Data items –
- - - - - - -

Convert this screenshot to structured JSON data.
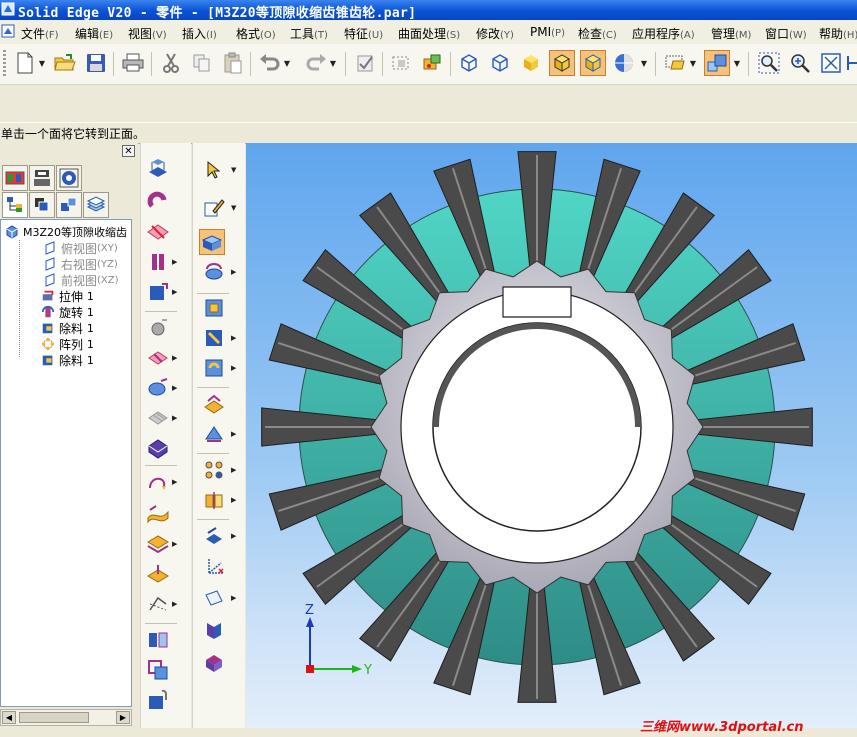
{
  "window": {
    "title": "Solid Edge V20 - 零件 - [M3Z20等顶隙收缩齿锥齿轮.par]"
  },
  "menu": [
    {
      "label": "文件",
      "acc": "(F)"
    },
    {
      "label": "编辑",
      "acc": "(E)"
    },
    {
      "label": "视图",
      "acc": "(V)"
    },
    {
      "label": "插入",
      "acc": "(I)"
    },
    {
      "label": "格式",
      "acc": "(O)"
    },
    {
      "label": "工具",
      "acc": "(T)"
    },
    {
      "label": "特征",
      "acc": "(U)"
    },
    {
      "label": "曲面处理",
      "acc": "(S)"
    },
    {
      "label": "修改",
      "acc": "(Y)"
    },
    {
      "label": "PMI",
      "acc": "(P)"
    },
    {
      "label": "检查",
      "acc": "(C)"
    },
    {
      "label": "应用程序",
      "acc": "(A)"
    },
    {
      "label": "管理",
      "acc": "(M)"
    },
    {
      "label": "窗口",
      "acc": "(W)"
    },
    {
      "label": "帮助",
      "acc": "(H)"
    }
  ],
  "prompt": {
    "text": "单击一个面将它转到正面。"
  },
  "tree": {
    "root": "M3Z20等顶隙收缩齿",
    "items": [
      {
        "label": "俯视图",
        "acc": "(XY)",
        "dim": true,
        "icon": "plane-icon"
      },
      {
        "label": "右视图",
        "acc": "(YZ)",
        "dim": true,
        "icon": "plane-icon"
      },
      {
        "label": "前视图",
        "acc": "(XZ)",
        "dim": true,
        "icon": "plane-icon"
      },
      {
        "label": "拉伸",
        "acc": "1",
        "dim": false,
        "icon": "extrude-icon"
      },
      {
        "label": "旋转",
        "acc": "1",
        "dim": false,
        "icon": "revolve-icon"
      },
      {
        "label": "除料",
        "acc": "1",
        "dim": false,
        "icon": "cutout-icon"
      },
      {
        "label": "阵列",
        "acc": "1",
        "dim": false,
        "icon": "pattern-icon"
      },
      {
        "label": "除料",
        "acc": "1",
        "dim": false,
        "icon": "cutout-icon"
      }
    ]
  },
  "triad": {
    "z": "Z",
    "y": "Y"
  },
  "watermark": {
    "text": "三维网www.3dportal.cn"
  },
  "colors": {
    "teal_light": "#50d6c5",
    "teal_dark": "#2e8c86",
    "tooth_dark": "#4a4a4a",
    "hub": "#d4d3db",
    "accent_active": "#f6c27a"
  }
}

- - - - - - -

Stated exercise –
From the listing above, print every entry precisely and drop the pictures.

Written solution –
Convert this screenshot to structured JSON data.
{
  "window": {
    "title": "Solid Edge V20 - 零件 - [M3Z20等顶隙收缩齿锥齿轮.par]"
  },
  "menu": [
    {
      "label": "文件",
      "acc": "(F)"
    },
    {
      "label": "编辑",
      "acc": "(E)"
    },
    {
      "label": "视图",
      "acc": "(V)"
    },
    {
      "label": "插入",
      "acc": "(I)"
    },
    {
      "label": "格式",
      "acc": "(O)"
    },
    {
      "label": "工具",
      "acc": "(T)"
    },
    {
      "label": "特征",
      "acc": "(U)"
    },
    {
      "label": "曲面处理",
      "acc": "(S)"
    },
    {
      "label": "修改",
      "acc": "(Y)"
    },
    {
      "label": "PMI",
      "acc": "(P)"
    },
    {
      "label": "检查",
      "acc": "(C)"
    },
    {
      "label": "应用程序",
      "acc": "(A)"
    },
    {
      "label": "管理",
      "acc": "(M)"
    },
    {
      "label": "窗口",
      "acc": "(W)"
    },
    {
      "label": "帮助",
      "acc": "(H)"
    }
  ],
  "prompt": {
    "text": "单击一个面将它转到正面。"
  },
  "tree": {
    "root": "M3Z20等顶隙收缩齿",
    "items": [
      {
        "label": "俯视图",
        "acc": "(XY)",
        "dim": true,
        "icon": "plane-icon"
      },
      {
        "label": "右视图",
        "acc": "(YZ)",
        "dim": true,
        "icon": "plane-icon"
      },
      {
        "label": "前视图",
        "acc": "(XZ)",
        "dim": true,
        "icon": "plane-icon"
      },
      {
        "label": "拉伸",
        "acc": "1",
        "dim": false,
        "icon": "extrude-icon"
      },
      {
        "label": "旋转",
        "acc": "1",
        "dim": false,
        "icon": "revolve-icon"
      },
      {
        "label": "除料",
        "acc": "1",
        "dim": false,
        "icon": "cutout-icon"
      },
      {
        "label": "阵列",
        "acc": "1",
        "dim": false,
        "icon": "pattern-icon"
      },
      {
        "label": "除料",
        "acc": "1",
        "dim": false,
        "icon": "cutout-icon"
      }
    ]
  },
  "triad": {
    "z": "Z",
    "y": "Y"
  },
  "watermark": {
    "text": "三维网www.3dportal.cn"
  },
  "colors": {
    "teal_light": "#50d6c5",
    "teal_dark": "#2e8c86",
    "tooth_dark": "#4a4a4a",
    "hub": "#d4d3db",
    "accent_active": "#f6c27a"
  }
}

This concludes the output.